_EXERCISE PROMPT_: Report how many lines of the listing below include the word "from". Give nothing but the number.

_SUPPLIED DATA_:
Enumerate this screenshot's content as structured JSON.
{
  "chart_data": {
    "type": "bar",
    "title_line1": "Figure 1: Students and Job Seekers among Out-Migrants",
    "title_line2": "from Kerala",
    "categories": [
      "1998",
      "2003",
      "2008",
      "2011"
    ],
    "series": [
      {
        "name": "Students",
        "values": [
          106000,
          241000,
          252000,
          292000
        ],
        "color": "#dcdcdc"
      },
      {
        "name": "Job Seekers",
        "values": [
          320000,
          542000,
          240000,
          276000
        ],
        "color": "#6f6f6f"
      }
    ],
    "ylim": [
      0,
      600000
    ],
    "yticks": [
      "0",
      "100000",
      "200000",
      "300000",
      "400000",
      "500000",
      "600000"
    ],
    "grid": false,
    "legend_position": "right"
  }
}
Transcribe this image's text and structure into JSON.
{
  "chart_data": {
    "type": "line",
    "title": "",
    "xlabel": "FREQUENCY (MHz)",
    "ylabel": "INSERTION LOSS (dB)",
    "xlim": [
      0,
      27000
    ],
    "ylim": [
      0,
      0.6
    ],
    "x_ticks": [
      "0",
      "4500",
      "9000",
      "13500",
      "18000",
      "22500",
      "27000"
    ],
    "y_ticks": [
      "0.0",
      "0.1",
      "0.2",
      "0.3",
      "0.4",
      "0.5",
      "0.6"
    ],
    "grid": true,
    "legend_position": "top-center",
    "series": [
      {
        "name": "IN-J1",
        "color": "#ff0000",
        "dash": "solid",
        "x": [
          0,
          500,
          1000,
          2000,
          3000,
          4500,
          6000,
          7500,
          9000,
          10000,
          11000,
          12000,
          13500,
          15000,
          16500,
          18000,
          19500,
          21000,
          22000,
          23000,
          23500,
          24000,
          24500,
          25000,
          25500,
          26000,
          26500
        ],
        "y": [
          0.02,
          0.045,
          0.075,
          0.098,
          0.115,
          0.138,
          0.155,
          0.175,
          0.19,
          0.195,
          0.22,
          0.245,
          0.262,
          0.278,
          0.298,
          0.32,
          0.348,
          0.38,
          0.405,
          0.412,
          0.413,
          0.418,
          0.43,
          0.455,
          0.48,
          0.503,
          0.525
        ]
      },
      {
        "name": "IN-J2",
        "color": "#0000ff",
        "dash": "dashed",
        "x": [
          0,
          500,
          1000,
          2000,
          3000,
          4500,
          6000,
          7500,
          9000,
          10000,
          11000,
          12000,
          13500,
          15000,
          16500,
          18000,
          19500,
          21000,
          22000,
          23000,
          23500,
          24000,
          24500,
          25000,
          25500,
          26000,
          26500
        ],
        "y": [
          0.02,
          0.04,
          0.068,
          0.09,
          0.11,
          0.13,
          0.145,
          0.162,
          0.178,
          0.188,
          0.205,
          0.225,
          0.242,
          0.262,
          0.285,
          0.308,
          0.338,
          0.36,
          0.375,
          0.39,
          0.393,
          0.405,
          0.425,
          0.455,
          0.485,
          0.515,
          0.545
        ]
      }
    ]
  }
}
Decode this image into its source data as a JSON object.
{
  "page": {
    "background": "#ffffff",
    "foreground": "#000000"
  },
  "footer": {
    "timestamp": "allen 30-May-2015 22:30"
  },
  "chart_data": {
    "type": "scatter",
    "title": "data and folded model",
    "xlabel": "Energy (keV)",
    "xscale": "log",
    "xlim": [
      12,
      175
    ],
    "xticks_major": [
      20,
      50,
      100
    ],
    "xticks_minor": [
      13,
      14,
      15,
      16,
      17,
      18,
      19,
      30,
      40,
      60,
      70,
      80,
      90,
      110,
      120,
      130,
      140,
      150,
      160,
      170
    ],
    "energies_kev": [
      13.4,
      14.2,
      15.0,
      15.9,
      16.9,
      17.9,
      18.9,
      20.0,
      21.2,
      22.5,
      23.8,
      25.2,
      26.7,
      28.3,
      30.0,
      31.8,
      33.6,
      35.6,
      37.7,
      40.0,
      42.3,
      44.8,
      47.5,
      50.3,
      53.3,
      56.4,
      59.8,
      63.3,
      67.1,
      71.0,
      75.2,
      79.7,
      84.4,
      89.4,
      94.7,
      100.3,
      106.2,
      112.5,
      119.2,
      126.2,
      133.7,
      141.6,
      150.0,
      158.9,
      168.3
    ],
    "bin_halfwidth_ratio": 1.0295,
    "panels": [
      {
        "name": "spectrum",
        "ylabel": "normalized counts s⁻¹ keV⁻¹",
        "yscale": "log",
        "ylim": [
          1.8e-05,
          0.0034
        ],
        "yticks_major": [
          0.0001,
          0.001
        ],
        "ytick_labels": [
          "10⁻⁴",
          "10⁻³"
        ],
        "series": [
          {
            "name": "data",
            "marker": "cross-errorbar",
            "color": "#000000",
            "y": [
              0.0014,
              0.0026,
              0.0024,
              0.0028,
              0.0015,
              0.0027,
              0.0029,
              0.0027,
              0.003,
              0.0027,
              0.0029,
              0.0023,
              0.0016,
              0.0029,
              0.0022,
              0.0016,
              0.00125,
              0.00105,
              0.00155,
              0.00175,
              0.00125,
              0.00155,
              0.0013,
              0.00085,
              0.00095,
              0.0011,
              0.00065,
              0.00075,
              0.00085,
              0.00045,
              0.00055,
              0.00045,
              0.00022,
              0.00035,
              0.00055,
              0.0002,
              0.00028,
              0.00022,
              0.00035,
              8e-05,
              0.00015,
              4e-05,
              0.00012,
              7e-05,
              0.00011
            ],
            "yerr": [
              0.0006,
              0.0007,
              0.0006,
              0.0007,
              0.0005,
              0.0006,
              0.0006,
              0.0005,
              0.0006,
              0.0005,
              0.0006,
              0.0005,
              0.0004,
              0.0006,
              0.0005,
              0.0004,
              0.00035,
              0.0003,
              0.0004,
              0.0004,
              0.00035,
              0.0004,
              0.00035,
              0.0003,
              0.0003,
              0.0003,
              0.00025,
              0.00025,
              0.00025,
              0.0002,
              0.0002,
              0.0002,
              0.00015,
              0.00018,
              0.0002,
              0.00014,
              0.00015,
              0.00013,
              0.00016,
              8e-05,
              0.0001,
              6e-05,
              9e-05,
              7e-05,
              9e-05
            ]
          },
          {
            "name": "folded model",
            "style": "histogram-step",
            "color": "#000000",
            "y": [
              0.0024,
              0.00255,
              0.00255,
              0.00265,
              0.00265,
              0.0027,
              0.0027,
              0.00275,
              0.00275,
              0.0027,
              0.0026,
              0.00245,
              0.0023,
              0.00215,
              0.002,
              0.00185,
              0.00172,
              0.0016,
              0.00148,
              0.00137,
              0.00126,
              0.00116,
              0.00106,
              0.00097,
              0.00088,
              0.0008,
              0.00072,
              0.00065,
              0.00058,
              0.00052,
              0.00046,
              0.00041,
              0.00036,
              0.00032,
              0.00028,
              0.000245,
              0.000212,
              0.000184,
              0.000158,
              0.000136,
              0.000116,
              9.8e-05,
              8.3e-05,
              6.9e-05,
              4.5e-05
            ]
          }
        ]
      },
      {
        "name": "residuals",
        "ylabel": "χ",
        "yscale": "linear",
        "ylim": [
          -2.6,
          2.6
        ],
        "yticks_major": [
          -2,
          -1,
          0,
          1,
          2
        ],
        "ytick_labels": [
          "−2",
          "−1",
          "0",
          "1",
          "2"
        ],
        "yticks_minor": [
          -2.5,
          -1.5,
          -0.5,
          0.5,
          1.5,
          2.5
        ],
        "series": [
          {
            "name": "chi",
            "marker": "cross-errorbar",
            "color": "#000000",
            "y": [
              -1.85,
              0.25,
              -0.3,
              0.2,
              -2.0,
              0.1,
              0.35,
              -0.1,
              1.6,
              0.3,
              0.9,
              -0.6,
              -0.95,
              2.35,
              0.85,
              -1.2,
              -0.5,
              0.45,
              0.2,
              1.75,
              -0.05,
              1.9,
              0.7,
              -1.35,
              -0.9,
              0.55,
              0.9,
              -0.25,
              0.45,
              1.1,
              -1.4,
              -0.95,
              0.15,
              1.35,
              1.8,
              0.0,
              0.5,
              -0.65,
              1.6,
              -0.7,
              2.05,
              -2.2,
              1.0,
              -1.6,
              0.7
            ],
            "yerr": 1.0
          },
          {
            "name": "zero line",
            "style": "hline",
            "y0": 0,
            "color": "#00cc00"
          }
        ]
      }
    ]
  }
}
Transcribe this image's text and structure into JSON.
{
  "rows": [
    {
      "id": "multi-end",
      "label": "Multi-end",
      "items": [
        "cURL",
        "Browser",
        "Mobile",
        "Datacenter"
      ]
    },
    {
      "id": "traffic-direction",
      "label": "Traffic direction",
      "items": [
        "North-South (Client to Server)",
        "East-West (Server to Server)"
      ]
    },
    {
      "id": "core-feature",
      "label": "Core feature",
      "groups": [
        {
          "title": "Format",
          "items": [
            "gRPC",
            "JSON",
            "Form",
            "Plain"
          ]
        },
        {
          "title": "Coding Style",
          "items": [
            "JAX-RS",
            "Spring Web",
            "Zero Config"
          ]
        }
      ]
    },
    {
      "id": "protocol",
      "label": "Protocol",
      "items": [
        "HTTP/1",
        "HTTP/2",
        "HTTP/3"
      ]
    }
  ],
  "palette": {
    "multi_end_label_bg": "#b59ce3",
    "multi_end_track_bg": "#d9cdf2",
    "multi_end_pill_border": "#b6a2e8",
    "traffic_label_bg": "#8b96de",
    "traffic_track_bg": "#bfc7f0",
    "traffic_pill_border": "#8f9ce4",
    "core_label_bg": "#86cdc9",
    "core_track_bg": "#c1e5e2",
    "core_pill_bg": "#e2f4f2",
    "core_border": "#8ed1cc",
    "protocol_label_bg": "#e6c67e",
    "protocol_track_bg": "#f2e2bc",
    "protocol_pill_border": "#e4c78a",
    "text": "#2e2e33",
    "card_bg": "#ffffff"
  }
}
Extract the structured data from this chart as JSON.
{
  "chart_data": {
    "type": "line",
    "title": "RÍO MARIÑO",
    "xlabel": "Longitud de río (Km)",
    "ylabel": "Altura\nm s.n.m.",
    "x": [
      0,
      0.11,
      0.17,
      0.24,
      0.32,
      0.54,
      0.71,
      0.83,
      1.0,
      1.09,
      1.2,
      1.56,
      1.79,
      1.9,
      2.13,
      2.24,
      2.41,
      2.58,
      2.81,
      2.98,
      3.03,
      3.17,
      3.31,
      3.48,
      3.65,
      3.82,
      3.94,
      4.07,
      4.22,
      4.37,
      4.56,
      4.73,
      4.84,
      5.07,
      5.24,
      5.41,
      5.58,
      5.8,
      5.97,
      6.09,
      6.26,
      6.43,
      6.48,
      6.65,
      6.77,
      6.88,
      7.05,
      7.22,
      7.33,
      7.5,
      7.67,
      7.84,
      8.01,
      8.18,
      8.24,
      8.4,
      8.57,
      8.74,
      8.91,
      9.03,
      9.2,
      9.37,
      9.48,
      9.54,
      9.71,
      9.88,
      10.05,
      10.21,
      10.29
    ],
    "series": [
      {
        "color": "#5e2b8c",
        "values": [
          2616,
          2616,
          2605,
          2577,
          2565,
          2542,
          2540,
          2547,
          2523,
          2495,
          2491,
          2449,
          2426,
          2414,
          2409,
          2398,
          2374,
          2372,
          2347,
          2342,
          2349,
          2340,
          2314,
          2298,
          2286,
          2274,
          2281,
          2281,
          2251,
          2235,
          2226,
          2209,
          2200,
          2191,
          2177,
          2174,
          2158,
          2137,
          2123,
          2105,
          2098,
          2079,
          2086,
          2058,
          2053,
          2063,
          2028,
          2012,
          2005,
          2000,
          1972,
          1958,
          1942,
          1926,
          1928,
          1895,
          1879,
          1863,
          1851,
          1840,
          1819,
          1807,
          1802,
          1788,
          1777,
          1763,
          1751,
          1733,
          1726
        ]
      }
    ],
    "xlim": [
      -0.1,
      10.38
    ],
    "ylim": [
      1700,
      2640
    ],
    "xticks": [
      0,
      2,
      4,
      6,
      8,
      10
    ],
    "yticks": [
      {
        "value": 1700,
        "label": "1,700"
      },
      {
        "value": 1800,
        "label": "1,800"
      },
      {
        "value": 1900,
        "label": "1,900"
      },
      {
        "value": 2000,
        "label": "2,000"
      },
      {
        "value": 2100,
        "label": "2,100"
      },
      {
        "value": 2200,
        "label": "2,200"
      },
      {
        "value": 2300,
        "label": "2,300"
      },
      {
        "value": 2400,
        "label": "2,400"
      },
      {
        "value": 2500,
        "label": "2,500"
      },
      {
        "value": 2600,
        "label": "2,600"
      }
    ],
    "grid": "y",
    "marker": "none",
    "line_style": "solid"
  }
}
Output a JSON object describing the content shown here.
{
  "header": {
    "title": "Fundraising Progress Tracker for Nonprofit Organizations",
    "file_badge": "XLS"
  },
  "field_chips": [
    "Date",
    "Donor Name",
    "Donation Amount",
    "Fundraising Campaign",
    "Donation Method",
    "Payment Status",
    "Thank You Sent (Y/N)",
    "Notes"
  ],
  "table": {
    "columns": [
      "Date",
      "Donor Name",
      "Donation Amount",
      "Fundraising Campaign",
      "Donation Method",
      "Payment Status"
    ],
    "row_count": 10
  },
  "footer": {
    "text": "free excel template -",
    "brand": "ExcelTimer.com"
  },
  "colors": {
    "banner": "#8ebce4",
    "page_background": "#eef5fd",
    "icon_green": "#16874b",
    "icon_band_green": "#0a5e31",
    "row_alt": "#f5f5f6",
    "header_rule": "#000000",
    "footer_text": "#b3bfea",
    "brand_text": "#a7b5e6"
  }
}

_SOLVED EXERCISE_: 2